* **Records shown**:
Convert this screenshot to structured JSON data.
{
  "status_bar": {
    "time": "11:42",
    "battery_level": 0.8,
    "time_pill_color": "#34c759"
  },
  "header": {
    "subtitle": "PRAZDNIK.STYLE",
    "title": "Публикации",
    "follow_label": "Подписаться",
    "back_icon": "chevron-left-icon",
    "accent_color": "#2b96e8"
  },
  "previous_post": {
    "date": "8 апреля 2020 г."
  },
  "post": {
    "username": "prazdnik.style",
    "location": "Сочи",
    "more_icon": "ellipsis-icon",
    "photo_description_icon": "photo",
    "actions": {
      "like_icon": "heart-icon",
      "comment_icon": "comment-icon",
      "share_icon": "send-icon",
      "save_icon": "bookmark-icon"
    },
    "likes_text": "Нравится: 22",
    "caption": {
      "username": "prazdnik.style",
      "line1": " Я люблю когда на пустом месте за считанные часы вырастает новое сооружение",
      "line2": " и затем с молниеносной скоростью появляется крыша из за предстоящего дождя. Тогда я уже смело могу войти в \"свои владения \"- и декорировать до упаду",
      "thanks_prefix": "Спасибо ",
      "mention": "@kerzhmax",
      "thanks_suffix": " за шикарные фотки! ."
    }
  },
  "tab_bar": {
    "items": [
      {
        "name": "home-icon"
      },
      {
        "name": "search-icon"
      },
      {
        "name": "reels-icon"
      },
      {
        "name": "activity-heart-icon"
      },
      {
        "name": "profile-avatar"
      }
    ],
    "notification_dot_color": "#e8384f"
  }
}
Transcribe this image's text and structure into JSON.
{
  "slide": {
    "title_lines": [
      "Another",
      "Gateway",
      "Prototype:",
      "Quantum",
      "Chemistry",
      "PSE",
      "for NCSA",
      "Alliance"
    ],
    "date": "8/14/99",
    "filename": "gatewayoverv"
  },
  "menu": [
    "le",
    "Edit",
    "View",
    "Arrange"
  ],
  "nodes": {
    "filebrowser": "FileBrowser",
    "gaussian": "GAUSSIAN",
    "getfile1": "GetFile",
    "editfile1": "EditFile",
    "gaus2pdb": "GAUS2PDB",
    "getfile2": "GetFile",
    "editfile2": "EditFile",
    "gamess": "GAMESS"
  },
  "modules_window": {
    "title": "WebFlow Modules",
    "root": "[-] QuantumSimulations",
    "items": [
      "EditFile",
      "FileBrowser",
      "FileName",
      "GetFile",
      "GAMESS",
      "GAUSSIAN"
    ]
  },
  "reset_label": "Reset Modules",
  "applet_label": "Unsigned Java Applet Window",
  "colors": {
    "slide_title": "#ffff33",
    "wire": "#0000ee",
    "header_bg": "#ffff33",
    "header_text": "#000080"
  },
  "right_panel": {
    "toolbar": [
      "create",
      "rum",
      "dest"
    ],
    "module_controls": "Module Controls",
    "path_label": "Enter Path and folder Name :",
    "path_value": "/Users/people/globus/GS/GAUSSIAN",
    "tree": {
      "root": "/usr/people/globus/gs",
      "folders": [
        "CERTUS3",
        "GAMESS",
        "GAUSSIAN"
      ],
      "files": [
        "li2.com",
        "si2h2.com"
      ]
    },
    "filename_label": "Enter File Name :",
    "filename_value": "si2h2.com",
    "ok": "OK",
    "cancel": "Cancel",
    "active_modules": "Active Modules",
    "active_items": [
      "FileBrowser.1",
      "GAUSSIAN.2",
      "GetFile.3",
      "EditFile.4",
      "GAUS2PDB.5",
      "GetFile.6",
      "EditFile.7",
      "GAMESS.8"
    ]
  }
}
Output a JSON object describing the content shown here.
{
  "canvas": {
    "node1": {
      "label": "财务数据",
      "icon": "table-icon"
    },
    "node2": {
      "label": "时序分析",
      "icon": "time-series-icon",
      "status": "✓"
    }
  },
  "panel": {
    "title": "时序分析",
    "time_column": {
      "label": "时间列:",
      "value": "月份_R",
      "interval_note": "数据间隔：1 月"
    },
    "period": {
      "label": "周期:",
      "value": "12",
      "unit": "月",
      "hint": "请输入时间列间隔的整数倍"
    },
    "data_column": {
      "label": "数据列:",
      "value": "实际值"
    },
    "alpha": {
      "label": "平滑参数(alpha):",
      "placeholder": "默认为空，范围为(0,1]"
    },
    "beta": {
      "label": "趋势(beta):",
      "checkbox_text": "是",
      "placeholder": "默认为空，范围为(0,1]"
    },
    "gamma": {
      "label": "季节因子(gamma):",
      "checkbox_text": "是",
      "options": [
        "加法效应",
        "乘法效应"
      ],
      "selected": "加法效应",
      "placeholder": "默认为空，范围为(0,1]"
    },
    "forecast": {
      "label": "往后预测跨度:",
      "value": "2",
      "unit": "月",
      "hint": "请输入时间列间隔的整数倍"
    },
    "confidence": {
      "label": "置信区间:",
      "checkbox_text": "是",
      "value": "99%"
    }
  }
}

* **Exercise task**: Type the whole listing again, unaltered.

* **Written response**:
Convert this screenshot to structured JSON data.
{
  "status_bar": {
    "time": "11:42",
    "battery_level": 0.8,
    "time_pill_color": "#34c759"
  },
  "header": {
    "subtitle": "PRAZDNIK.STYLE",
    "title": "Публикации",
    "follow_label": "Подписаться",
    "back_icon": "chevron-left-icon",
    "accent_color": "#2b96e8"
  },
  "previous_post": {
    "date": "8 апреля 2020 г."
  },
  "post": {
    "username": "prazdnik.style",
    "location": "Сочи",
    "more_icon": "ellipsis-icon",
    "photo_description_icon": "photo",
    "actions": {
      "like_icon": "heart-icon",
      "comment_icon": "comment-icon",
      "share_icon": "send-icon",
      "save_icon": "bookmark-icon"
    },
    "likes_text": "Нравится: 22",
    "caption": {
      "username": "prazdnik.style",
      "line1": " Я люблю когда на пустом месте за считанные часы вырастает новое сооружение",
      "line2": " и затем с молниеносной скоростью появляется крыша из за предстоящего дождя. Тогда я уже смело могу войти в \"свои владения \"- и декорировать до упаду",
      "thanks_prefix": "Спасибо ",
      "mention": "@kerzhmax",
      "thanks_suffix": " за шикарные фотки! ."
    }
  },
  "tab_bar": {
    "items": [
      {
        "name": "home-icon"
      },
      {
        "name": "search-icon"
      },
      {
        "name": "reels-icon"
      },
      {
        "name": "activity-heart-icon"
      },
      {
        "name": "profile-avatar"
      }
    ],
    "notification_dot_color": "#e8384f"
  }
}
Transcribe this image's text and structure into JSON.
{
  "slide": {
    "title_lines": [
      "Another",
      "Gateway",
      "Prototype:",
      "Quantum",
      "Chemistry",
      "PSE",
      "for NCSA",
      "Alliance"
    ],
    "date": "8/14/99",
    "filename": "gatewayoverv"
  },
  "menu": [
    "le",
    "Edit",
    "View",
    "Arrange"
  ],
  "nodes": {
    "filebrowser": "FileBrowser",
    "gaussian": "GAUSSIAN",
    "getfile1": "GetFile",
    "editfile1": "EditFile",
    "gaus2pdb": "GAUS2PDB",
    "getfile2": "GetFile",
    "editfile2": "EditFile",
    "gamess": "GAMESS"
  },
  "modules_window": {
    "title": "WebFlow Modules",
    "root": "[-] QuantumSimulations",
    "items": [
      "EditFile",
      "FileBrowser",
      "FileName",
      "GetFile",
      "GAMESS",
      "GAUSSIAN"
    ]
  },
  "reset_label": "Reset Modules",
  "applet_label": "Unsigned Java Applet Window",
  "colors": {
    "slide_title": "#ffff33",
    "wire": "#0000ee",
    "header_bg": "#ffff33",
    "header_text": "#000080"
  },
  "right_panel": {
    "toolbar": [
      "create",
      "rum",
      "dest"
    ],
    "module_controls": "Module Controls",
    "path_label": "Enter Path and folder Name :",
    "path_value": "/Users/people/globus/GS/GAUSSIAN",
    "tree": {
      "root": "/usr/people/globus/gs",
      "folders": [
        "CERTUS3",
        "GAMESS",
        "GAUSSIAN"
      ],
      "files": [
        "li2.com",
        "si2h2.com"
      ]
    },
    "filename_label": "Enter File Name :",
    "filename_value": "si2h2.com",
    "ok": "OK",
    "cancel": "Cancel",
    "active_modules": "Active Modules",
    "active_items": [
      "FileBrowser.1",
      "GAUSSIAN.2",
      "GetFile.3",
      "EditFile.4",
      "GAUS2PDB.5",
      "GetFile.6",
      "EditFile.7",
      "GAMESS.8"
    ]
  }
}
Output a JSON object describing the content shown here.
{
  "canvas": {
    "node1": {
      "label": "财务数据",
      "icon": "table-icon"
    },
    "node2": {
      "label": "时序分析",
      "icon": "time-series-icon",
      "status": "✓"
    }
  },
  "panel": {
    "title": "时序分析",
    "time_column": {
      "label": "时间列:",
      "value": "月份_R",
      "interval_note": "数据间隔：1 月"
    },
    "period": {
      "label": "周期:",
      "value": "12",
      "unit": "月",
      "hint": "请输入时间列间隔的整数倍"
    },
    "data_column": {
      "label": "数据列:",
      "value": "实际值"
    },
    "alpha": {
      "label": "平滑参数(alpha):",
      "placeholder": "默认为空，范围为(0,1]"
    },
    "beta": {
      "label": "趋势(beta):",
      "checkbox_text": "是",
      "placeholder": "默认为空，范围为(0,1]"
    },
    "gamma": {
      "label": "季节因子(gamma):",
      "checkbox_text": "是",
      "options": [
        "加法效应",
        "乘法效应"
      ],
      "selected": "加法效应",
      "placeholder": "默认为空，范围为(0,1]"
    },
    "forecast": {
      "label": "往后预测跨度:",
      "value": "2",
      "unit": "月",
      "hint": "请输入时间列间隔的整数倍"
    },
    "confidence": {
      "label": "置信区间:",
      "checkbox_text": "是",
      "value": "99%"
    }
  }
}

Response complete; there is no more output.